» **WRITTEN REQUEST**:
Copy out the rows from the line containing "register-title: Register <box>574" through the line containing "demo-title: Dont want", including both of those lines, with nothing changed.

------ RECORDED DATA

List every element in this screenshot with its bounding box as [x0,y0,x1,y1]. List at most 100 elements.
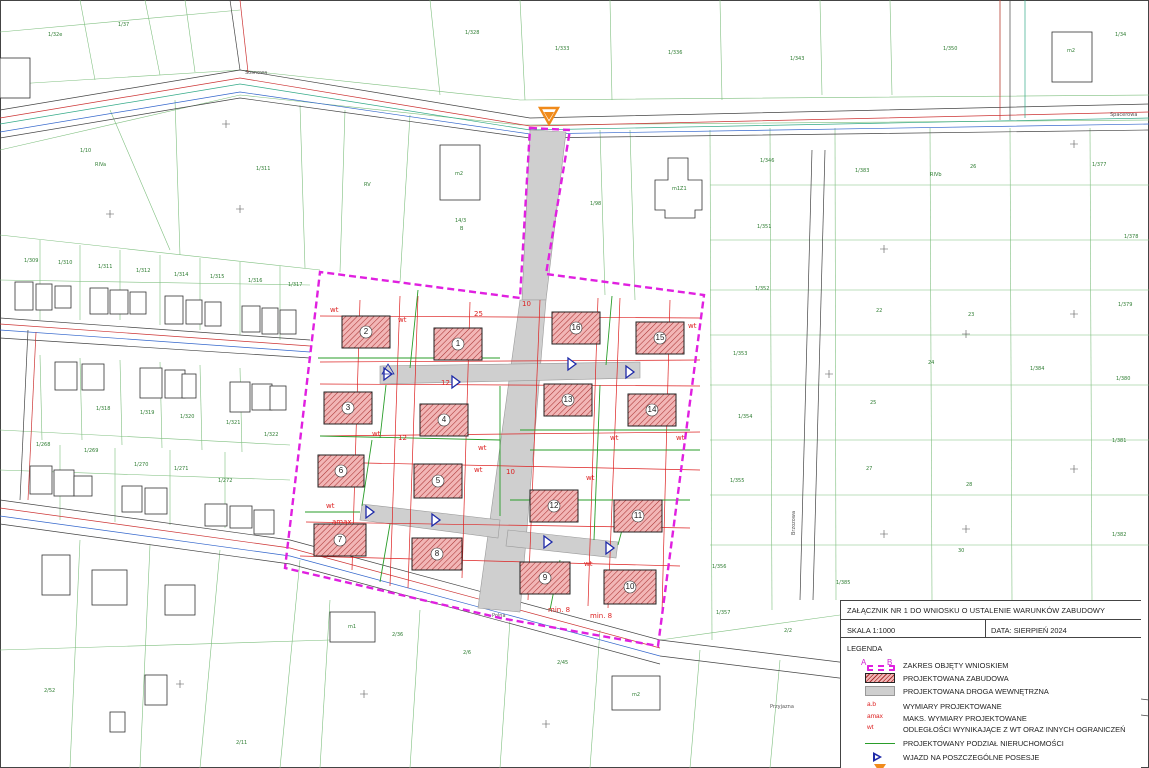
map-date: DATA: SIERPIEŃ 2024 [991,626,1067,635]
road-symbol-icon [847,686,895,698]
parcel-label: 1/377 [1092,162,1106,168]
parcel-label: 1/310 [58,260,72,266]
map-title: ZAŁĄCZNIK NR 1 DO WNIOSKU O USTALENIE WA… [847,606,1106,615]
parcel-label: 1/268 [36,442,50,448]
parcel-label: 1/315 [210,274,224,280]
legend-symbol: wt [867,724,874,731]
dimension-text: wt [478,444,487,452]
parcel-label: 1/336 [668,50,682,56]
parcel-label: 1/357 [716,610,730,616]
boundary-symbol-icon: A B [847,658,895,672]
dimension-text: wt [474,466,483,474]
plot-number: 11 [634,511,643,520]
parcel-label: 1/311 [98,264,112,270]
parcel-label: 1/355 [730,478,744,484]
dimension-text: 10 [506,468,515,476]
parcel-label: 2/45 [557,660,568,666]
plot-number: 4 [442,415,447,424]
dimension-text: wt [372,430,381,438]
parcel-label: 1/269 [84,448,98,454]
plot-number: 15 [656,333,665,342]
building-label: m1 [348,624,356,630]
plot-number: 1 [456,339,461,348]
parcel-label: 1/271 [174,466,188,472]
dimension-text: amax [332,518,352,526]
parcel-label: 25 [870,400,876,406]
parcel-label: 1/351 [757,224,771,230]
dimension-text: wt [330,306,339,314]
legend-label: WJAZD NA POSZCZEGÓLNE POSESJE [903,753,1040,762]
parcel-label: 22 [876,308,882,314]
legend-symbol: amax [867,713,883,720]
plot-number: 7 [338,535,343,544]
parcel-label: RV [364,182,371,188]
parcel-label: 1/10 [80,148,91,154]
plot-number: 14 [648,405,657,414]
parcel-label: 1/352 [755,286,769,292]
parcel-label: 1/354 [738,414,752,420]
parcel-label: 1/319 [140,410,154,416]
legend-item-road: PROJEKTOWANA DROGA WEWNĘTRZNA [841,686,1141,698]
building-label: m2 [455,171,463,177]
legend-symbol-b: B [887,658,893,667]
parcel-label: B [460,226,464,232]
parcel-label: 1/384 [1030,366,1044,372]
dimension-text: wt [584,560,593,568]
parcel-label: 1/322 [264,432,278,438]
parcel-label: 1/314 [174,272,188,278]
parcel-label: 1/353 [733,351,747,357]
parcel-label: 1/333 [555,46,569,52]
legend-item-boundary: A B ZAKRES OBJĘTY WNIOSKIEM [841,658,1141,672]
building-label: m2 [1067,48,1075,54]
dimension-text: 25 [474,310,483,318]
parcel-label: 1/381 [1112,438,1126,444]
legend-item-dims: a.b WYMIARY PROJEKTOWANE [841,701,1141,713]
parcel-label: 1/350 [943,46,957,52]
parcel-label: 1/378 [1124,234,1138,240]
building-label: m2 [632,692,640,698]
dimension-text: wt [586,474,595,482]
division-symbol-icon [847,738,895,750]
legend-label: PROJEKTOWANA ZABUDOWA [903,674,1009,683]
parcel-label: 1/37 [118,22,129,28]
parcel-label: 1/272 [218,478,232,484]
parcel-label: 2/11 [236,740,247,746]
divider [841,619,1141,620]
parcel-label: 1/380 [1116,376,1130,382]
street-label: Spacerowa [1110,112,1137,118]
street-label: Brzozowa [791,511,797,535]
legend-symbol: a.b [867,701,877,708]
parcel-label: 1/34 [1115,32,1126,38]
parcel-label: 23 [968,312,974,318]
building-label: m1Z1 [672,186,687,192]
survey-map: 1/32e 1/37 1/328 1/333 1/336 1/343 1/350… [0,0,1149,768]
dimension-text: 12 [441,379,450,387]
divider [841,637,1141,638]
legend-label: MAKS. WYMIARY PROJEKTOWANE [903,714,1027,723]
dimension-text: wt [398,316,407,324]
legend-label: PROJEKTOWANA DROGA WEWNĘTRZNA [903,687,1049,696]
parcel-label: RIVa [95,162,106,168]
parcel-label: 1/317 [288,282,302,288]
parcel-label: 1/379 [1118,302,1132,308]
plot-number: 16 [572,323,581,332]
parcel-label: 1/328 [465,30,479,36]
hatch-symbol-icon [847,673,895,685]
parcel-label: 1/316 [248,278,262,284]
legend-item-wt: wt ODLEGŁOŚCI WYNIKAJĄCE Z WT ORAZ INNYC… [841,724,1141,736]
legend-title: LEGENDA [847,644,883,653]
access-triangle-icon [847,763,891,768]
dimension-text: 12 [398,434,407,442]
parcel-label: 27 [866,466,872,472]
parcel-label: 1/318 [96,406,110,412]
parcel-label: 1/343 [790,56,804,62]
parcel-label: 1/309 [24,258,38,264]
parcel-label: 1/270 [134,462,148,468]
dimension-text: wt [610,434,619,442]
parcel-label: 2/6 [463,650,471,656]
parcel-label: 1/382 [1112,532,1126,538]
plot-number: 8 [435,549,440,558]
parcel-label: 2/36 [392,632,403,638]
plot-number: 9 [543,573,548,582]
street-label: Przyjazna [770,704,794,710]
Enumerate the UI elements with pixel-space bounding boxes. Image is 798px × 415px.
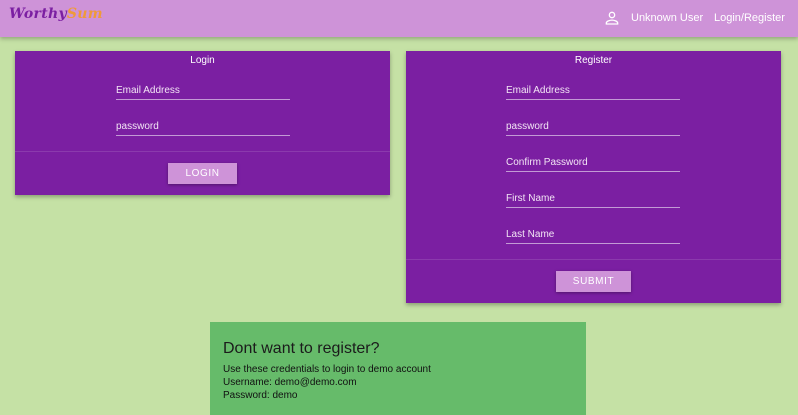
register-title: Register <box>574 55 613 66</box>
account-icon <box>605 11 619 25</box>
logo-text: Worthy <box>9 6 67 22</box>
demo-username: Username: demo@demo.com <box>223 377 357 388</box>
current-user-label: Unknown User <box>631 12 704 24</box>
register-card: Register SUBMIT <box>406 51 781 303</box>
register-first-name-input[interactable] <box>506 189 680 208</box>
app-logo[interactable]: WorthySum <box>9 6 103 22</box>
register-confirm-password-field[interactable] <box>506 152 680 172</box>
demo-password: Password: demo <box>223 390 298 401</box>
login-card: Login LOGIN <box>15 51 390 195</box>
login-button[interactable]: LOGIN <box>168 163 237 184</box>
logo-accent-text: Sum <box>66 6 103 22</box>
register-email-field[interactable] <box>506 80 680 100</box>
register-divider <box>406 259 781 260</box>
login-password-field[interactable] <box>116 116 290 136</box>
register-last-name-field[interactable] <box>506 224 680 244</box>
register-first-name-field[interactable] <box>506 188 680 208</box>
login-email-input[interactable] <box>116 81 290 100</box>
register-email-input[interactable] <box>506 81 680 100</box>
login-email-field[interactable] <box>116 80 290 100</box>
demo-instructions: Use these credentials to login to demo a… <box>223 364 431 375</box>
login-register-link[interactable]: Login/Register <box>714 12 785 24</box>
login-password-input[interactable] <box>116 117 290 136</box>
demo-account-panel: Dont want to register? Use these credent… <box>210 322 586 415</box>
submit-button[interactable]: SUBMIT <box>556 271 631 292</box>
register-password-input[interactable] <box>506 117 680 136</box>
register-confirm-password-input[interactable] <box>506 153 680 172</box>
top-app-bar: WorthySum Unknown User Login/Register <box>0 0 798 37</box>
register-password-field[interactable] <box>506 116 680 136</box>
register-last-name-input[interactable] <box>506 225 680 244</box>
login-divider <box>15 151 390 152</box>
demo-title: Dont want to register? <box>223 340 380 357</box>
login-title: Login <box>190 55 215 66</box>
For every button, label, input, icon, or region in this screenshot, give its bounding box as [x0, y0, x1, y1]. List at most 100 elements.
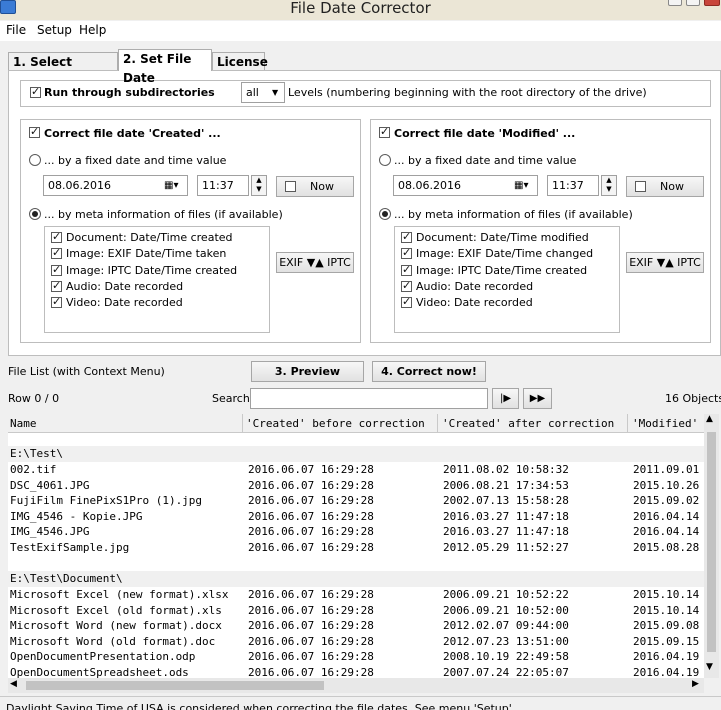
now-checkbox[interactable] — [285, 181, 296, 192]
column-header-created-after[interactable]: 'Created' after correction — [442, 416, 624, 432]
table-row[interactable]: IMG_4546 - Kopie.JPG 2016.06.07 16:29:28 2… — [8, 509, 704, 525]
cell-name: IMG_4546.JPG — [10, 525, 90, 538]
minimize-button[interactable] — [668, 0, 682, 6]
scroll-down-icon[interactable]: ▼ — [706, 662, 713, 672]
created-date-field[interactable]: 08.06.2016 ▦▾ — [43, 175, 188, 196]
horizontal-scrollbar[interactable]: ◀ ▶ — [8, 678, 704, 693]
created-meta-item-3[interactable]: Image: IPTC Date/Time created — [66, 264, 237, 277]
menu-file[interactable]: File — [6, 23, 26, 37]
search-input[interactable] — [250, 388, 488, 409]
created-time-spinner[interactable]: ▲ ▼ — [251, 175, 267, 196]
cell-created-before: 2016.06.07 16:29:28 — [248, 478, 374, 492]
cell-name: IMG_4546 - Kopie.JPG — [10, 509, 143, 523]
correct-now-button[interactable]: 4. Correct now! — [372, 361, 486, 382]
row-counter: Row 0 / 0 — [8, 392, 60, 405]
vertical-scroll-thumb[interactable] — [707, 432, 716, 652]
modified-meta-check-5[interactable] — [401, 295, 412, 308]
table-row[interactable]: Microsoft Excel (old format).xls 2016.06.… — [8, 603, 704, 619]
table-row[interactable]: FujiFilm FinePixS1Pro (1).jpg 2016.06.07 … — [8, 493, 704, 509]
table-row[interactable]: TestExifSample.jpg 2016.06.07 16:29:28 201… — [8, 540, 704, 556]
created-meta-check-5[interactable] — [51, 295, 62, 308]
modified-meta-radio[interactable] — [379, 208, 391, 220]
close-button[interactable] — [704, 0, 720, 6]
modified-time-field[interactable]: 11:37 — [547, 175, 599, 196]
created-meta-item-5[interactable]: Video: Date recorded — [66, 296, 183, 309]
column-separator[interactable] — [437, 414, 438, 432]
table-row[interactable]: Microsoft Excel (new format).xlsx 2016.06… — [8, 587, 704, 603]
cell-modified-before: 2016.04.14 — [633, 525, 700, 538]
modified-meta-check-4[interactable] — [401, 279, 412, 292]
created-meta-item-2[interactable]: Image: EXIF Date/Time taken — [66, 247, 226, 260]
created-meta-radio[interactable] — [29, 208, 41, 220]
created-exif-iptc-button[interactable]: EXIF ▼▲ IPTC — [276, 252, 354, 273]
modified-meta-item-4[interactable]: Audio: Date recorded — [416, 280, 533, 293]
horizontal-scroll-thumb[interactable] — [26, 681, 324, 690]
scroll-right-icon[interactable]: ▶ — [692, 679, 699, 689]
menu-setup[interactable]: Setup — [37, 23, 72, 37]
created-date-value: 08.06.2016 — [48, 179, 111, 192]
modified-meta-check-2[interactable] — [401, 246, 412, 259]
created-meta-check-4[interactable] — [51, 279, 62, 292]
modified-meta-check-1[interactable] — [401, 230, 412, 243]
created-meta-check-1[interactable] — [51, 230, 62, 243]
created-meta-check-2[interactable] — [51, 246, 62, 259]
group-row[interactable]: E:\Test\Document\ — [8, 571, 704, 587]
modified-meta-item-1[interactable]: Document: Date/Time modified — [416, 231, 589, 244]
tab-license[interactable]: License — [212, 52, 268, 71]
cell-modified-before: 2015.08.28 — [633, 540, 700, 554]
created-meta-item-1[interactable]: Document: Date/Time created — [66, 231, 233, 244]
scroll-up-icon[interactable]: ▲ — [706, 414, 713, 424]
table-row[interactable]: IMG_4546.JPG 2016.06.07 16:29:28 2016.03.2… — [8, 524, 704, 540]
subdirectories-checkbox[interactable] — [30, 85, 41, 98]
created-checkbox[interactable] — [29, 125, 40, 138]
cell-created-before: 2016.06.07 16:29:28 — [248, 540, 374, 554]
tab-select-directory[interactable]: 1. Select Directory — [8, 52, 118, 88]
now-checkbox[interactable] — [635, 181, 646, 192]
table-row[interactable]: OpenDocumentPresentation.odp 2016.06.07 1… — [8, 649, 704, 665]
column-separator[interactable] — [242, 414, 243, 432]
column-header-created-before[interactable]: 'Created' before correction — [246, 416, 434, 432]
modified-time-spinner[interactable]: ▲ ▼ — [601, 175, 617, 196]
preview-button[interactable]: 3. Preview — [251, 361, 364, 382]
table-row[interactable]: DSC_4061.JPG 2016.06.07 16:29:28 2006.08.2… — [8, 478, 704, 494]
table-row[interactable]: Microsoft Word (old format).doc 2016.06.0… — [8, 634, 704, 650]
column-header-modified-before[interactable]: 'Modified' before correction — [632, 416, 704, 432]
maximize-button[interactable] — [686, 0, 700, 6]
menu-help[interactable]: Help — [79, 23, 106, 37]
modified-meta-item-2[interactable]: Image: EXIF Date/Time changed — [416, 247, 593, 260]
scroll-left-icon[interactable]: ◀ — [10, 679, 17, 689]
column-separator[interactable] — [627, 414, 628, 432]
cell-modified-before: 2015.09.08 — [633, 619, 700, 632]
vertical-scrollbar[interactable]: ▲ ▼ — [704, 414, 719, 678]
cell-created-after: 2006.08.21 17:34:53 — [443, 478, 569, 492]
created-meta-check-3[interactable] — [51, 263, 62, 276]
modified-meta-item-3[interactable]: Image: IPTC Date/Time created — [416, 264, 587, 277]
modified-checkbox[interactable] — [379, 125, 390, 138]
table-row[interactable]: Microsoft Word (new format).docx 2016.06.… — [8, 618, 704, 634]
cell-name: FujiFilm FinePixS1Pro (1).jpg — [10, 494, 203, 507]
cell-modified-before: 2015.10.14 — [633, 588, 700, 601]
created-time-field[interactable]: 11:37 — [197, 175, 249, 196]
cell-created-before: 2016.06.07 16:29:28 — [248, 588, 374, 601]
modified-meta-check-3[interactable] — [401, 263, 412, 276]
objects-count: 16 Objects — [665, 392, 721, 405]
modified-fixed-radio[interactable] — [379, 154, 391, 166]
modified-exif-iptc-button[interactable]: EXIF ▼▲ IPTC — [626, 252, 704, 273]
modified-now-button[interactable]: Now — [626, 176, 704, 197]
calendar-icon[interactable]: ▦▾ — [164, 176, 178, 195]
calendar-icon[interactable]: ▦▾ — [514, 176, 528, 195]
created-fixed-radio[interactable] — [29, 154, 41, 166]
table-row[interactable]: 002.tif 2016.06.07 16:29:28 2011.08.02 10:… — [8, 462, 704, 478]
created-meta-item-4[interactable]: Audio: Date recorded — [66, 280, 183, 293]
modified-date-field[interactable]: 08.06.2016 ▦▾ — [393, 175, 538, 196]
column-header-name[interactable]: Name — [10, 416, 238, 432]
cell-created-after: 2016.03.27 11:47:18 — [443, 525, 569, 538]
created-meta-label: ... by meta information of files (if ava… — [44, 208, 283, 221]
group-row[interactable]: E:\Test\ — [8, 446, 704, 462]
created-now-button[interactable]: Now — [276, 176, 354, 197]
levels-select[interactable]: all ▼ — [241, 82, 285, 103]
find-all-button[interactable]: ▶▶ — [523, 388, 552, 409]
find-next-button[interactable]: |▶ — [492, 388, 519, 409]
modified-meta-item-5[interactable]: Video: Date recorded — [416, 296, 533, 309]
tab-set-file-date[interactable]: 2. Set File Date — [118, 49, 212, 85]
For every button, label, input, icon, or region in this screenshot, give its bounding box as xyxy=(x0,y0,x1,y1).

------------

» **ANSWER TO THIS PROBLEM**:
register-title: Register <box>574 55 613 66</box>
account-icon <box>605 11 619 25</box>
logo-text: Worthy <box>9 6 67 22</box>
demo-username: Username: demo@demo.com <box>223 377 357 388</box>
current-user-label: Unknown User <box>631 12 704 24</box>
register-card: Register SUBMIT <box>406 51 781 303</box>
register-first-name-input[interactable] <box>506 189 680 208</box>
app-logo[interactable]: WorthySum <box>9 6 103 22</box>
register-confirm-password-field[interactable] <box>506 152 680 172</box>
demo-password: Password: demo <box>223 390 298 401</box>
login-card: Login LOGIN <box>15 51 390 195</box>
login-button[interactable]: LOGIN <box>168 163 237 184</box>
logo-accent-text: Sum <box>66 6 103 22</box>
register-email-field[interactable] <box>506 80 680 100</box>
register-divider <box>406 259 781 260</box>
login-password-field[interactable] <box>116 116 290 136</box>
register-last-name-field[interactable] <box>506 224 680 244</box>
register-first-name-field[interactable] <box>506 188 680 208</box>
login-email-input[interactable] <box>116 81 290 100</box>
register-email-input[interactable] <box>506 81 680 100</box>
login-email-field[interactable] <box>116 80 290 100</box>
demo-instructions: Use these credentials to login to demo a… <box>223 364 431 375</box>
login-register-link[interactable]: Login/Register <box>714 12 785 24</box>
login-password-input[interactable] <box>116 117 290 136</box>
demo-account-panel: Dont want to register? Use these credent… <box>210 322 586 415</box>
submit-button[interactable]: SUBMIT <box>556 271 631 292</box>
register-password-input[interactable] <box>506 117 680 136</box>
register-confirm-password-input[interactable] <box>506 153 680 172</box>
top-app-bar: WorthySum Unknown User Login/Register <box>0 0 798 37</box>
register-password-field[interactable] <box>506 116 680 136</box>
register-last-name-input[interactable] <box>506 225 680 244</box>
login-divider <box>15 151 390 152</box>
demo-title: Dont want to register? <box>223 340 380 357</box>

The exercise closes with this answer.